Exercise aim
Count every line where "selected" occurs. Give the total alone.

⟨

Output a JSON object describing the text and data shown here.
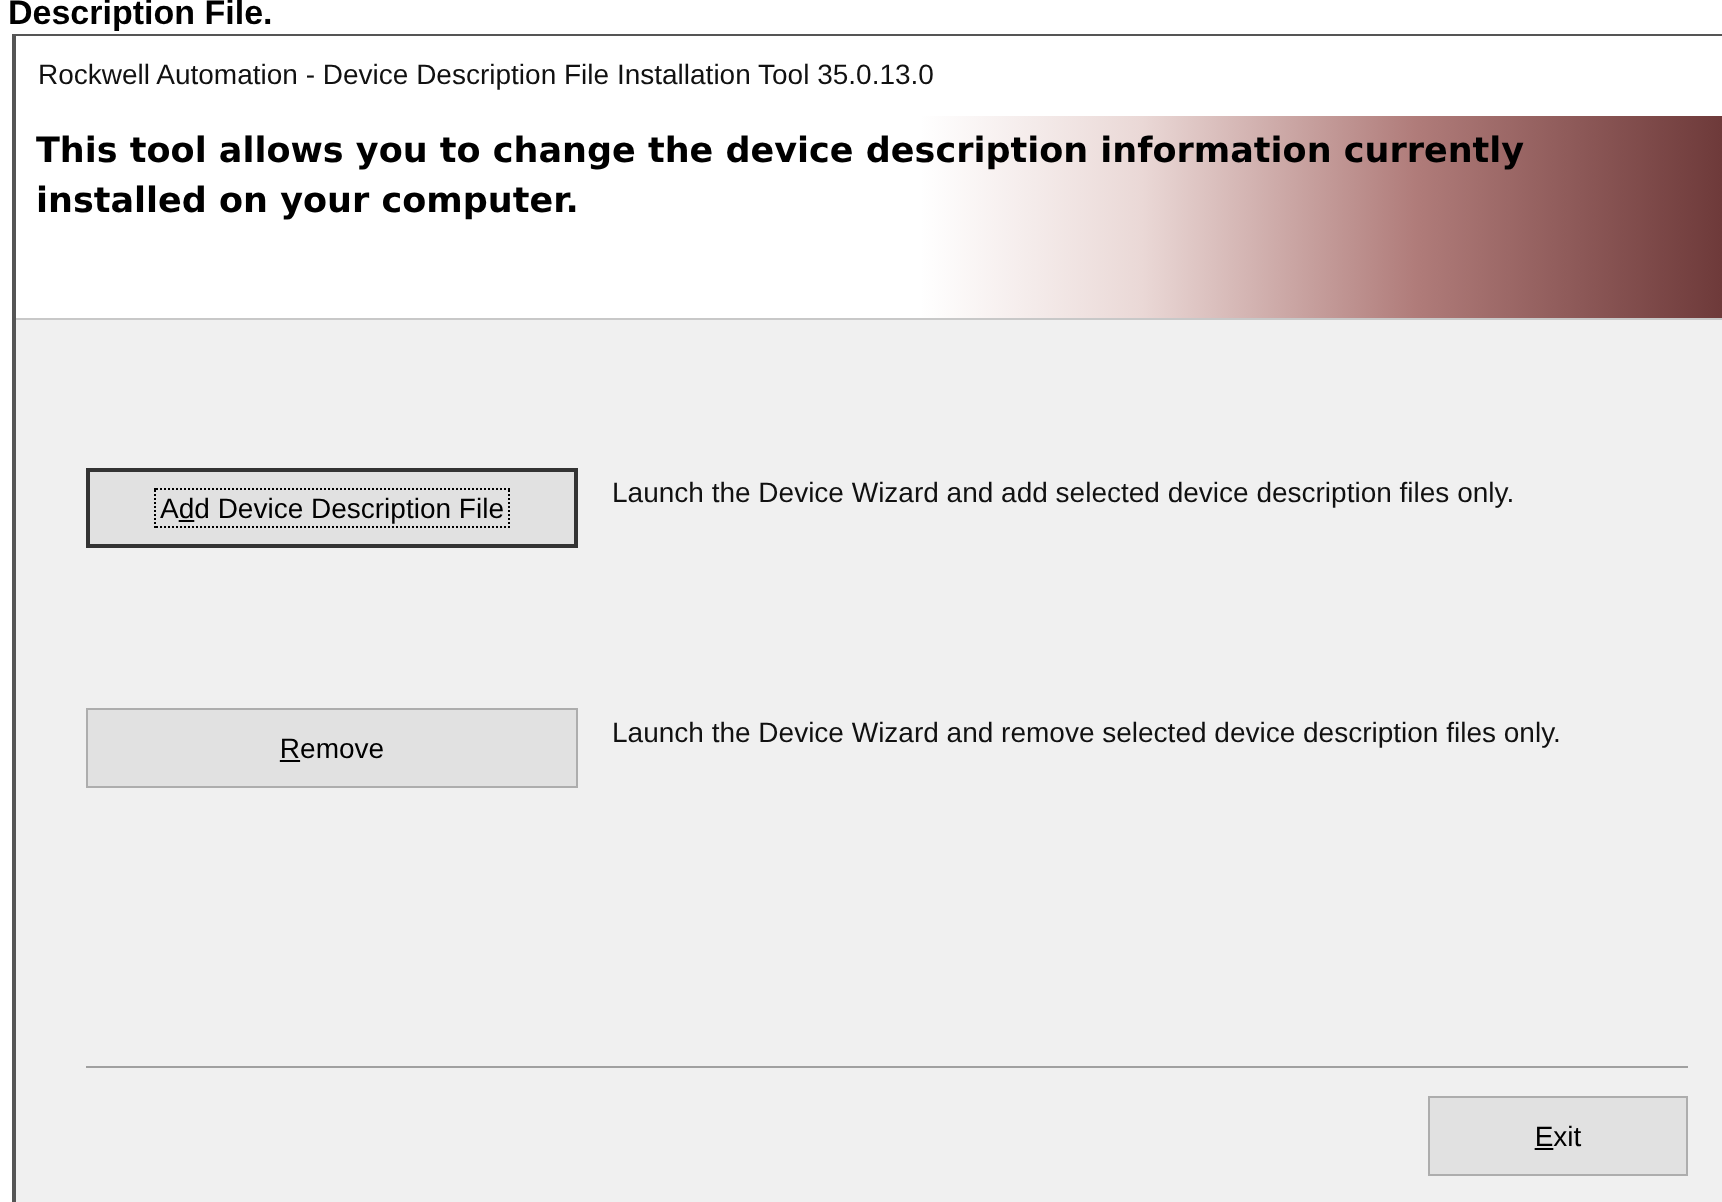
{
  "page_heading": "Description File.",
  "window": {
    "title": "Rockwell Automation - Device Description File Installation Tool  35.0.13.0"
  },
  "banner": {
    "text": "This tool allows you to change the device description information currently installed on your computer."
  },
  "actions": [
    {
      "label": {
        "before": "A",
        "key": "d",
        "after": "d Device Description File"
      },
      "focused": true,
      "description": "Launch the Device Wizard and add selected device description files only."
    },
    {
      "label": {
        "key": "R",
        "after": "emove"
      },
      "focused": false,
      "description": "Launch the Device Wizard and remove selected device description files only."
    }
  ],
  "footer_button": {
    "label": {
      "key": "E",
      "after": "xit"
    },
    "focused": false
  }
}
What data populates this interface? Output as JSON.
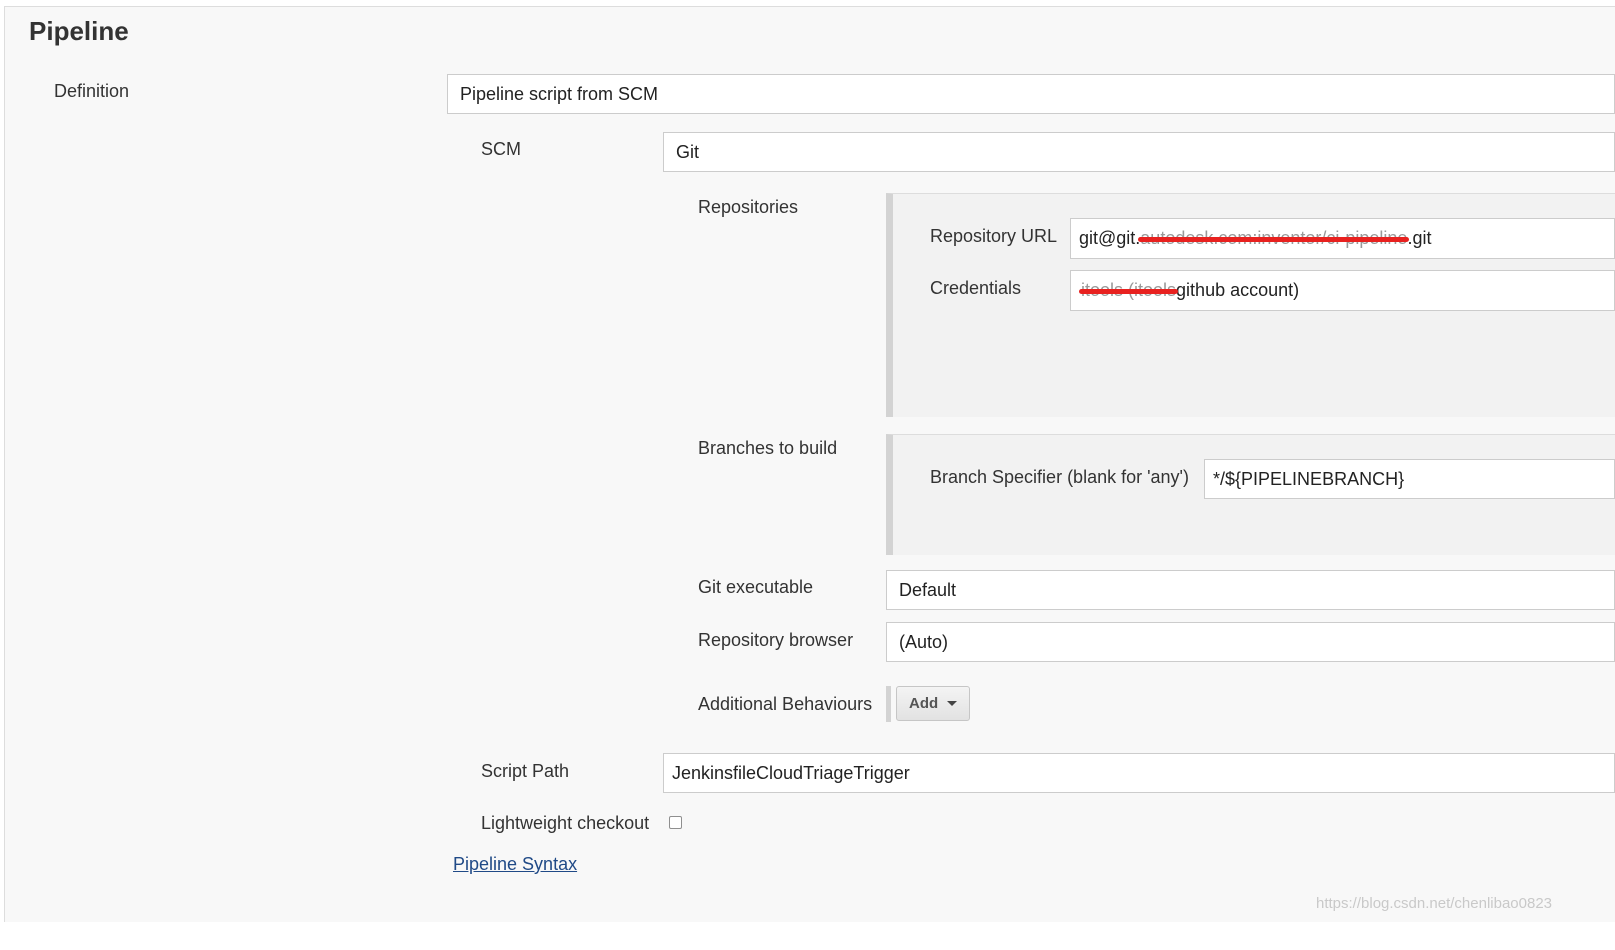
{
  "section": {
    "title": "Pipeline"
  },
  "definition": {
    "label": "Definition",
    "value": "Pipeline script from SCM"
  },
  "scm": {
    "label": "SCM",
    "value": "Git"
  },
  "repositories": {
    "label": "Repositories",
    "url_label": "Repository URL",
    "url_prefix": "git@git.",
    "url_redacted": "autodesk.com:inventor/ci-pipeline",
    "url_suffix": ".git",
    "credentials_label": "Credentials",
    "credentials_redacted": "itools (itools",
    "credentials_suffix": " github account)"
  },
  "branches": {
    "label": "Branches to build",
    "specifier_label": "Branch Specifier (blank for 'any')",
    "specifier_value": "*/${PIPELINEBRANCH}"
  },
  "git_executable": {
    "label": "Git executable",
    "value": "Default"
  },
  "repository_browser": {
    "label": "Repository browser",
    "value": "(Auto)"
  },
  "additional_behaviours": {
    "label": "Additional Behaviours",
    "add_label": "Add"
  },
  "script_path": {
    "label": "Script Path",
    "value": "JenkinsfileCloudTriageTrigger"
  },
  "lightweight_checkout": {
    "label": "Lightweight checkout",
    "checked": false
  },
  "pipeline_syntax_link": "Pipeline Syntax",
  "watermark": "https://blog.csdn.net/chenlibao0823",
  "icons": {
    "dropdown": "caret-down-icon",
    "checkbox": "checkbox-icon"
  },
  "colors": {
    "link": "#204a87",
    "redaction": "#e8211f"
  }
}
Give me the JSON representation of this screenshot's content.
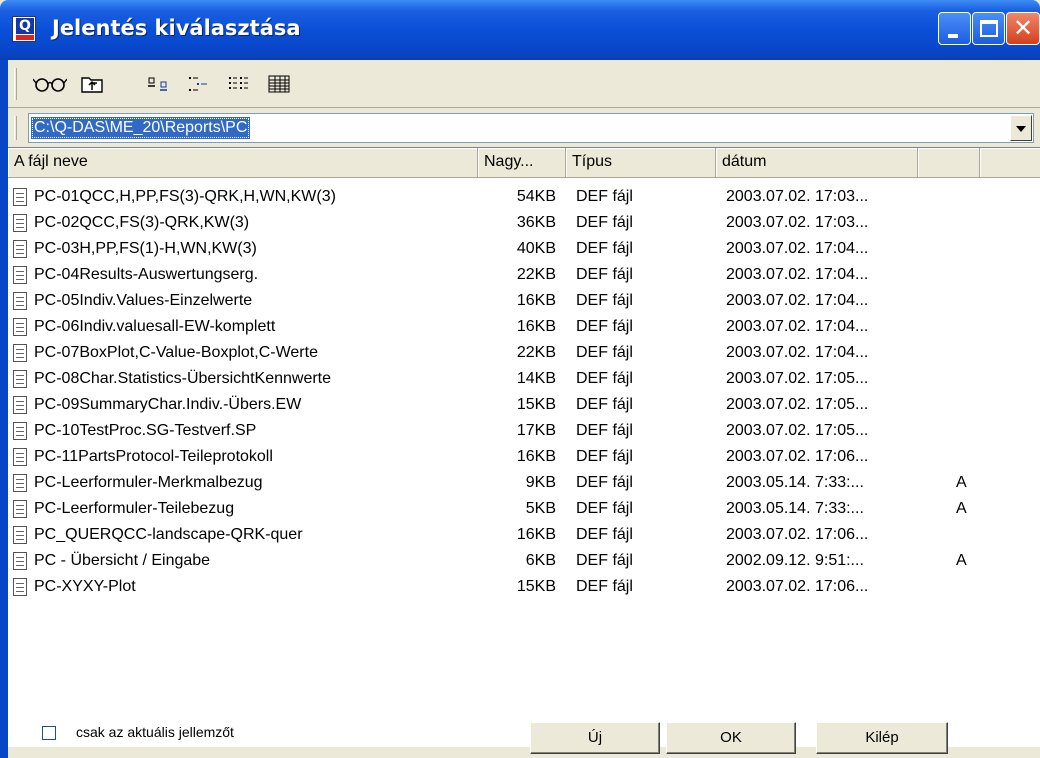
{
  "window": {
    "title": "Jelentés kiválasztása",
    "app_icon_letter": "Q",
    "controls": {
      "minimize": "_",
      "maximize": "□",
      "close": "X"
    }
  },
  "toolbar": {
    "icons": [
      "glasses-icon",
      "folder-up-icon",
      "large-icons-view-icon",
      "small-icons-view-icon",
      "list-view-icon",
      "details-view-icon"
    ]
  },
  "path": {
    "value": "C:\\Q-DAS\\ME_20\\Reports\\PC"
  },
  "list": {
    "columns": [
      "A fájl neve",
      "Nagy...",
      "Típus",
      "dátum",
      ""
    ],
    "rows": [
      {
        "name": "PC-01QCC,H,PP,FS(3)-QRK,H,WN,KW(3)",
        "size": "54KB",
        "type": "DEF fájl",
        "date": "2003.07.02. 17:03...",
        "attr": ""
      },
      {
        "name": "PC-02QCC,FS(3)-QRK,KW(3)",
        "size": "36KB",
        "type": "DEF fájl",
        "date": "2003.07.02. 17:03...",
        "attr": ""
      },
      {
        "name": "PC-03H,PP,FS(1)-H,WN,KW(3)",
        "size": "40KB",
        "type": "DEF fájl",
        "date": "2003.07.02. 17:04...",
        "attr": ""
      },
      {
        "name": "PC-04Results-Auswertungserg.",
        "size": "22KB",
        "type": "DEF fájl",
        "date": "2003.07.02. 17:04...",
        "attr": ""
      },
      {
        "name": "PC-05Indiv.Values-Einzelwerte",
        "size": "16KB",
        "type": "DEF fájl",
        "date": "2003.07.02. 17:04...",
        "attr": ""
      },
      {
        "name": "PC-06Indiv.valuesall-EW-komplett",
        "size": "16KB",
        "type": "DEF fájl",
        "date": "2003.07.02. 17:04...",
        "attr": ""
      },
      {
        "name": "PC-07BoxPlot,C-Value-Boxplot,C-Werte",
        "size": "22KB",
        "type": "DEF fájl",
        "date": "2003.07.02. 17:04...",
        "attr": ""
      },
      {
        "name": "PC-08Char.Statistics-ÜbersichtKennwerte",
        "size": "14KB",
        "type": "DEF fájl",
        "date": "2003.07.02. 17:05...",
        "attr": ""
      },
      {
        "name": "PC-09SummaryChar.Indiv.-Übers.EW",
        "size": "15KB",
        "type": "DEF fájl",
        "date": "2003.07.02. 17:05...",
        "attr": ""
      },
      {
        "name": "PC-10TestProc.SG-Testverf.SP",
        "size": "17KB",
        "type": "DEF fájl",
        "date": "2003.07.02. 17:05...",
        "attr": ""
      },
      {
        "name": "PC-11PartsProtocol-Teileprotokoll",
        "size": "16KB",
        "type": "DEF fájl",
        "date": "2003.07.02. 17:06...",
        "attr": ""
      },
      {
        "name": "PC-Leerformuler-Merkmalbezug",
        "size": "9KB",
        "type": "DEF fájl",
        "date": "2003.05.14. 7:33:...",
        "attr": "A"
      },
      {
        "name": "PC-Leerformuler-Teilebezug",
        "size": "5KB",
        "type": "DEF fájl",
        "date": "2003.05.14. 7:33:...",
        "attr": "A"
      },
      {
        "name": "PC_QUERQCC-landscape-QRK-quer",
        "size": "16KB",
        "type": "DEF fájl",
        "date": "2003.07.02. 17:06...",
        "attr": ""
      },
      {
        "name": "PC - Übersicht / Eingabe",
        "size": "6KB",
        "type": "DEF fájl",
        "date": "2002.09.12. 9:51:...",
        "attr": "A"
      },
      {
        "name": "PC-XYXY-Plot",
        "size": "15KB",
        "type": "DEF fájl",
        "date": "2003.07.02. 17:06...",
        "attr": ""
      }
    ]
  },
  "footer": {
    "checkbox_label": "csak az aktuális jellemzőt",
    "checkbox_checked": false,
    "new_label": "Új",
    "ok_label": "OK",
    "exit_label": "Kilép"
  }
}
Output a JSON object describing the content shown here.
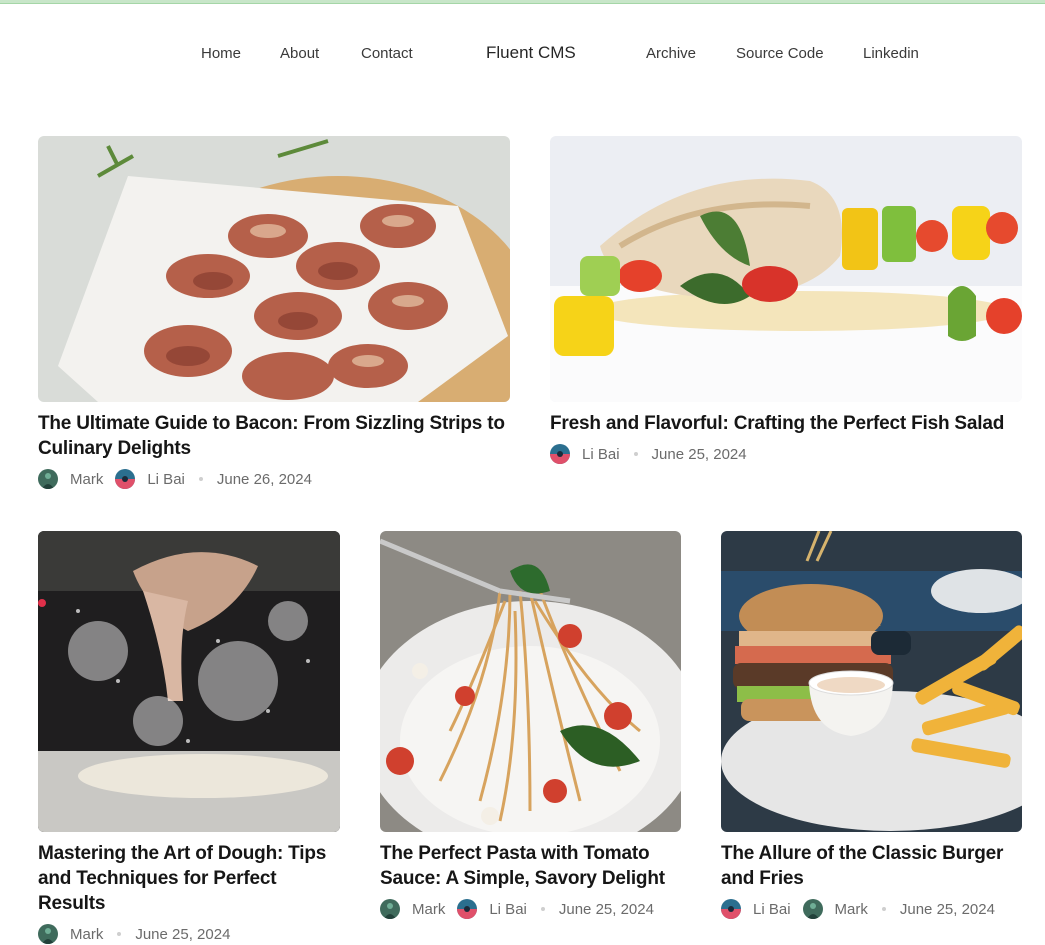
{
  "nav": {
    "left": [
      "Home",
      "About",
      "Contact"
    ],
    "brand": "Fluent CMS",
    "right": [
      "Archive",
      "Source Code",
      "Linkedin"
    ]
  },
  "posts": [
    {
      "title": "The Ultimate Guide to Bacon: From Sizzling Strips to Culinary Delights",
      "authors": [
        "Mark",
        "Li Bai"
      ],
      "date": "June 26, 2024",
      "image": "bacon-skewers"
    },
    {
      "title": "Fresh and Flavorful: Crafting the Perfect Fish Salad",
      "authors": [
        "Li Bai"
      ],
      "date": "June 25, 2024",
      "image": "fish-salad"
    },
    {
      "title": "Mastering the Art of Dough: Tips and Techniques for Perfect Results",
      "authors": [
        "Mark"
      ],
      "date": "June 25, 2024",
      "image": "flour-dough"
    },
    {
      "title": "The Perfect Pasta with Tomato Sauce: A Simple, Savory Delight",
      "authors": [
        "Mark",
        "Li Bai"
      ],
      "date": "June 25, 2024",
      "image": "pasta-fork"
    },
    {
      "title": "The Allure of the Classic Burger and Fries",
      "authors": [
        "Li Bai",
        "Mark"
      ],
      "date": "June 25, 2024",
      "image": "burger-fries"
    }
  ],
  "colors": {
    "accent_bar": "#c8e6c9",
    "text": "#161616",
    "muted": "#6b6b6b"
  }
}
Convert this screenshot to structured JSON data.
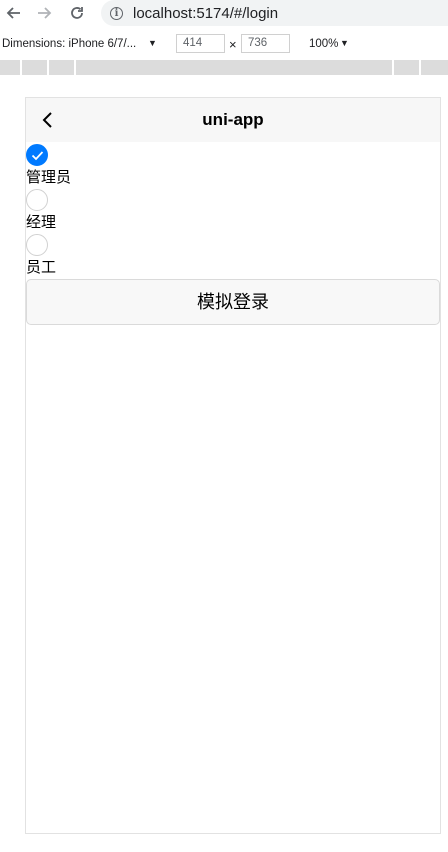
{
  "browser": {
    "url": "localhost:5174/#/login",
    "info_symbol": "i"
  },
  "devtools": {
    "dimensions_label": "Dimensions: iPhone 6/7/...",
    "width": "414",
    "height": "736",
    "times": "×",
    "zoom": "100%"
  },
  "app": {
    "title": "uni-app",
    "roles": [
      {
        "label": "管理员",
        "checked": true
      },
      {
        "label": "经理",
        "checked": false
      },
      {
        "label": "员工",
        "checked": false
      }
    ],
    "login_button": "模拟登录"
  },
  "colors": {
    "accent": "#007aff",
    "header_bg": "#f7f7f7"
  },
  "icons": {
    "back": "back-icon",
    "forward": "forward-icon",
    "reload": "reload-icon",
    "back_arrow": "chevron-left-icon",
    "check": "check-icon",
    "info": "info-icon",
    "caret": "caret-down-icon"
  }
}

⟩

Complete output
2